*** Opening of Extract ***

A survey by the New Jersey Business and Industry Association in 2012 found that 62.5 percent of large businesses and 53.4 percent of small businesses had no problem adjusting to the program. The same survey found increased administrative costs and overtime pay for those businesses after the New Jersey law was implemented in 2009.

Proponents argue that in order to stay competitive Connecticut needs to adopt a paid Family and Medical Leave program. New York passed paid leave in 2016.

A recent poll commissioned by the U.S. Council of State Chambers of Commerce found that 72 percent of C-level executives and business owners support increasing parental leave, which would be covered under Connecticut’s legislation.

Like last year, proponents of the legislation are doubling down on their chances by introducing both a House and Senate version of the bill.

The Connecticut Business and Industry Association continues to oppose the legislation. During the public hearing on the bill, Eric Gjede, counsel for the CBIA, said 54 percent of its membership has added additional flexibility to their leave policies in the last five years to accommodate employees.

He said the proposal, which is funded by employee contributions, would be unsustainable from the start.

He said capping the mandatory contribution at 0.5 percent of salary ensures the program will be unsustainable, because it would mean an employee earning $52,000 a year would only contribute $260 a year to the program, yet would be able to collect $12,000 each year.

“The program does not work. It is not mathematically sound,” Gjede said.

He said you would need 47 people to pay into the fund for every 1 that’s paid out.

Sen. Beth Bye, D-West Hartford, said she doesn’t believe the ratio.

She said in her 40-year work career she’s only taken 80 days of leave to take care of family members. She said she would have contributed far more to the fund than she will have taken from it over that period of time.

Democratic gubernatorial candidate Ned Lamont said he comes out of the small business world and he understands how important paid family leave is to his employees.

“I would have lost some extraordinary people if I did not offer paid family leave,” Lamont said.

He said he would find the money needed by the Department of Labor to make the program work.

*** Close of Extract ***
*** Opening of Dataset ***

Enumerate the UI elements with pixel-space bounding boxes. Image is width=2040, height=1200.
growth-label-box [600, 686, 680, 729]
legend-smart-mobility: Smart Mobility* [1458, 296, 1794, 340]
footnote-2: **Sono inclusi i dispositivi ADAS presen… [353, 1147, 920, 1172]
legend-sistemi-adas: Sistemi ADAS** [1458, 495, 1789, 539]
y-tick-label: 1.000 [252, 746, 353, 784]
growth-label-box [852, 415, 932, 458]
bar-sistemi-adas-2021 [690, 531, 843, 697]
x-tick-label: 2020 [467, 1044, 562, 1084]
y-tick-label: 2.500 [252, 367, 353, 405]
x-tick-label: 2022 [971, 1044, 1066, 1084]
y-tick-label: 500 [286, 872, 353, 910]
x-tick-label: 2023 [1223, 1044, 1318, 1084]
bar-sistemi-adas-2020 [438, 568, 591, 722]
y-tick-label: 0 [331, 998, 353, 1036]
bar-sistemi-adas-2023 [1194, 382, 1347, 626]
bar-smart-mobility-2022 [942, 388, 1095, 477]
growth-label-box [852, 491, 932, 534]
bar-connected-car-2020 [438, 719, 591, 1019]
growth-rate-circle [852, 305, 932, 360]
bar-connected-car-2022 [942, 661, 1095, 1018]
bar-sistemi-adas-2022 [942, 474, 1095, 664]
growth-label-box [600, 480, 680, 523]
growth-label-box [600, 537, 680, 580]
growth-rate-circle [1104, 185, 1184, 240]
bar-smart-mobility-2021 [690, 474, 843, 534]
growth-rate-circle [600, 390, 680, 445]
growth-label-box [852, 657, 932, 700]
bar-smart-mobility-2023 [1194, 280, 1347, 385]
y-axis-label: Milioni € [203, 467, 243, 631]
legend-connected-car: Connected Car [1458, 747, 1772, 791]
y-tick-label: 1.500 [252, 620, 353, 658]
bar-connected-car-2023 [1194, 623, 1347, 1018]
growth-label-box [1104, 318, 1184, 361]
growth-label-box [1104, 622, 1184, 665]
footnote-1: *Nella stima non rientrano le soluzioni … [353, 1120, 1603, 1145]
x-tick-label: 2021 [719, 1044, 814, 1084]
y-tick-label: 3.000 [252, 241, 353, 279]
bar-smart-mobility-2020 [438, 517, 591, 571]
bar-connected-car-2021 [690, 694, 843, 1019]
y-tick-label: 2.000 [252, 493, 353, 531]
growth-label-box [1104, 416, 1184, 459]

*** Close of Dataset ***

[Task instructions]
[a] In the paid leave article, how many days of leave does Sen. Beth Bye say she has taken over her 40-year work career?
[b] Transcribe everything in the paid leave article from "Proponents argue that" down to "of the bill.".
None of the entries is needed for this work.

[Results by task]
[a] 80 days

[b]
Proponents argue that in order to stay competitive Connecticut needs to adopt a paid Family and Medical Leave program. New York passed paid leave in 2016.

A recent poll commissioned by the U.S. Council of State Chambers of Commerce found that 72 percent of C-level executives and business owners support increasing parental leave, which would be covered under Connecticut’s legislation.

Like last year, proponents of the legislation are doubling down on their chances by introducing both a House and Senate version of the bill.